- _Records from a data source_
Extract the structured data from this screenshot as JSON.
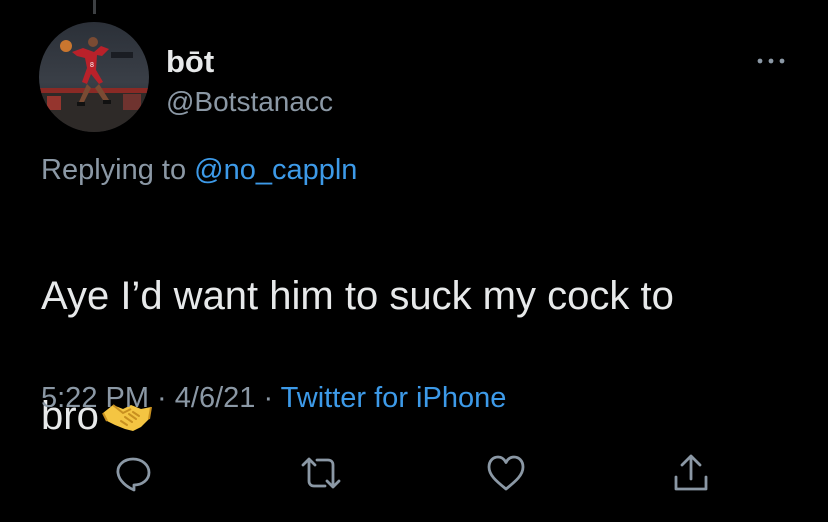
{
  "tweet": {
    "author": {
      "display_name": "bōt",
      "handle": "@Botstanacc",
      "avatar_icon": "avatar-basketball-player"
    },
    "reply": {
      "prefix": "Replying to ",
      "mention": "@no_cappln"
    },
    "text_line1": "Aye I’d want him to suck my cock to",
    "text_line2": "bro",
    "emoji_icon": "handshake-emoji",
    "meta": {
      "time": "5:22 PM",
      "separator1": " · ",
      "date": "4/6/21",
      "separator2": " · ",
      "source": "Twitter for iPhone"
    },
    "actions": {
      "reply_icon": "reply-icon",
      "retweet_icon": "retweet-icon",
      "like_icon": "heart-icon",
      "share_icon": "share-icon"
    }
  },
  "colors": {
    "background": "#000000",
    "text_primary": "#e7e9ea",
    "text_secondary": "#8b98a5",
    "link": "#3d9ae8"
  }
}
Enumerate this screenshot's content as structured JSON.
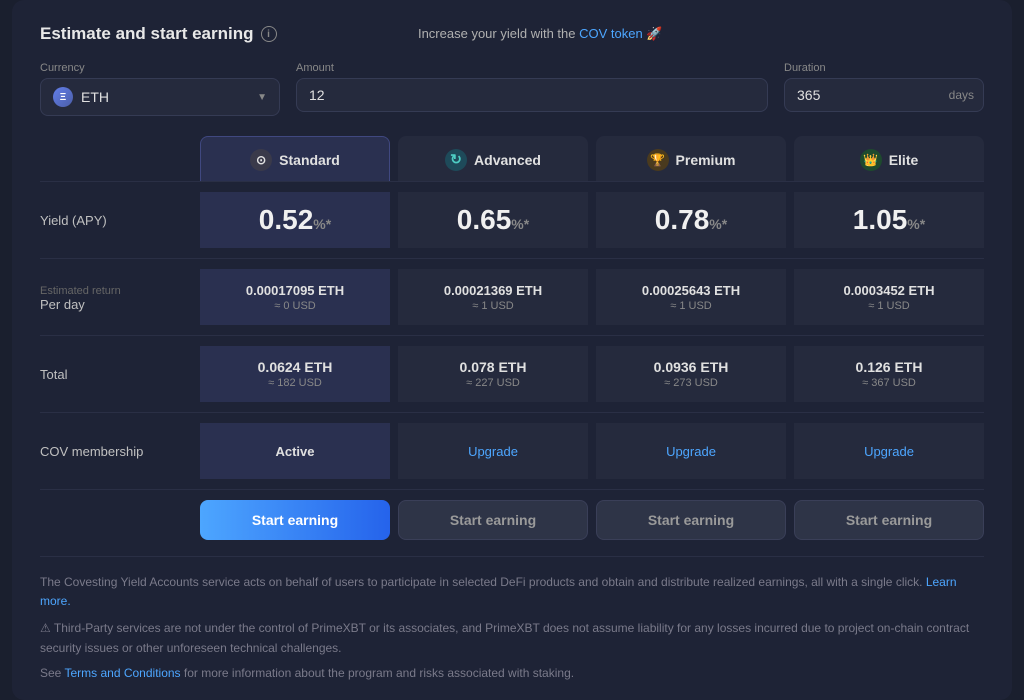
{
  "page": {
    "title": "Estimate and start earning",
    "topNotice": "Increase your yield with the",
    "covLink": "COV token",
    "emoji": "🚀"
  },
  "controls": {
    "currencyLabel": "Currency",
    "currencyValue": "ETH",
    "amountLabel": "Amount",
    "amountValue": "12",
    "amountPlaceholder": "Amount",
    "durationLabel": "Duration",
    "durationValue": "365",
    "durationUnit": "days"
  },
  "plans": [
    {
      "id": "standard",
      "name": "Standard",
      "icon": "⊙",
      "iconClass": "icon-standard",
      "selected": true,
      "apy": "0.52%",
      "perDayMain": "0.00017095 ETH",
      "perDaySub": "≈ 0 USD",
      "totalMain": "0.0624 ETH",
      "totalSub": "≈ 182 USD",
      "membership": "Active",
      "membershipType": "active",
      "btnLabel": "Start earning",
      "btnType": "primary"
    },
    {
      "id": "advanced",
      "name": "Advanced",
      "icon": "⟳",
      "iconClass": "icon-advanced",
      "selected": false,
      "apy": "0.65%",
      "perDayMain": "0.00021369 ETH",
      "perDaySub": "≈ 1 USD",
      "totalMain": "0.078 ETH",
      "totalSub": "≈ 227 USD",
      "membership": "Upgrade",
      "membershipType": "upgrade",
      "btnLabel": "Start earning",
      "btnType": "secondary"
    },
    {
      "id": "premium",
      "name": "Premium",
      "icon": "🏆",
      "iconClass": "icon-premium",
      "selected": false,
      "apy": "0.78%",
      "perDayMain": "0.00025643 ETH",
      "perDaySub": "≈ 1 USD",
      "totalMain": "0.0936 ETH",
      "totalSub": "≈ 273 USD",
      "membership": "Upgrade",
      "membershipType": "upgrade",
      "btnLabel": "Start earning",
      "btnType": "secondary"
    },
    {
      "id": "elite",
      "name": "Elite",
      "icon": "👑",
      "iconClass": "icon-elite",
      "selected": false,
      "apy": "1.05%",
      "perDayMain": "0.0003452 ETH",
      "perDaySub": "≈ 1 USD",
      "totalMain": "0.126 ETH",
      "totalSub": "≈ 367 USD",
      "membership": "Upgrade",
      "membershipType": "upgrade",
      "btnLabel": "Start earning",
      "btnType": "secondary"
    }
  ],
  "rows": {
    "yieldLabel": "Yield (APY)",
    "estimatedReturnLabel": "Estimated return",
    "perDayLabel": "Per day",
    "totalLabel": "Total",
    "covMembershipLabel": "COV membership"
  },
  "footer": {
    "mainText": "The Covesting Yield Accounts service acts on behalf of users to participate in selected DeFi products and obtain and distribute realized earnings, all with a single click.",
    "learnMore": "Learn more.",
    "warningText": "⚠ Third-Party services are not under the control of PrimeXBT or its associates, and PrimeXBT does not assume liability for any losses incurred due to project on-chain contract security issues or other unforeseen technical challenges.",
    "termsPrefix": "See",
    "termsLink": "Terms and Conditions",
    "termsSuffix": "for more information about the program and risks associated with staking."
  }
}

* * *

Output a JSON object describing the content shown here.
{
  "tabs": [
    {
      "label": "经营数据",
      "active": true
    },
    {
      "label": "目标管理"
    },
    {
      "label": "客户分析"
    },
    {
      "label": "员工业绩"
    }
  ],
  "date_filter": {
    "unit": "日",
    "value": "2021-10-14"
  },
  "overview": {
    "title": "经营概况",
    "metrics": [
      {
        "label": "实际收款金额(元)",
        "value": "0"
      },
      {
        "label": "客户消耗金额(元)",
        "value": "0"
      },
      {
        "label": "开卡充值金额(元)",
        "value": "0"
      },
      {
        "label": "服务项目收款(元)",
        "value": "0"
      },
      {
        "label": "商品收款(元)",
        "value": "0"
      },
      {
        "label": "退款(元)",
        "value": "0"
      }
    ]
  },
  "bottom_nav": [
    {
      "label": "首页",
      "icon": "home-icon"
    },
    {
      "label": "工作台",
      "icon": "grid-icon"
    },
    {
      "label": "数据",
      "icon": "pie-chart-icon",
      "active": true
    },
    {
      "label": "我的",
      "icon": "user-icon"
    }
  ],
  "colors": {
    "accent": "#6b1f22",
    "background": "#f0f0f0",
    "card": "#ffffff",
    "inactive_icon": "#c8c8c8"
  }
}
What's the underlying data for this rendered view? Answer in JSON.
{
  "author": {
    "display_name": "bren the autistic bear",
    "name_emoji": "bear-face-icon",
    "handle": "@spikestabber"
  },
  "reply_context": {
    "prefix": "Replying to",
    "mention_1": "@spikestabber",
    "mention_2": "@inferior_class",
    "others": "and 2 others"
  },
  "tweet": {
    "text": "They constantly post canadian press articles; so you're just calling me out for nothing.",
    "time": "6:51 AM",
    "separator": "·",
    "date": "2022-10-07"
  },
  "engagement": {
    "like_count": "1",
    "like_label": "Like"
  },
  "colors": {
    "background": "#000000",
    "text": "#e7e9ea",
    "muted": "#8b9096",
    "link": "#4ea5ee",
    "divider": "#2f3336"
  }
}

- _TASK STATEMENT_
Which lines hold the word "iconClass"? Copy each of them from the records.

- _FULL OUTPUT_
      "iconClass": "icon-standard",
      "iconClass": "icon-advanced",
      "iconClass": "icon-premium",
      "iconClass": "icon-elite",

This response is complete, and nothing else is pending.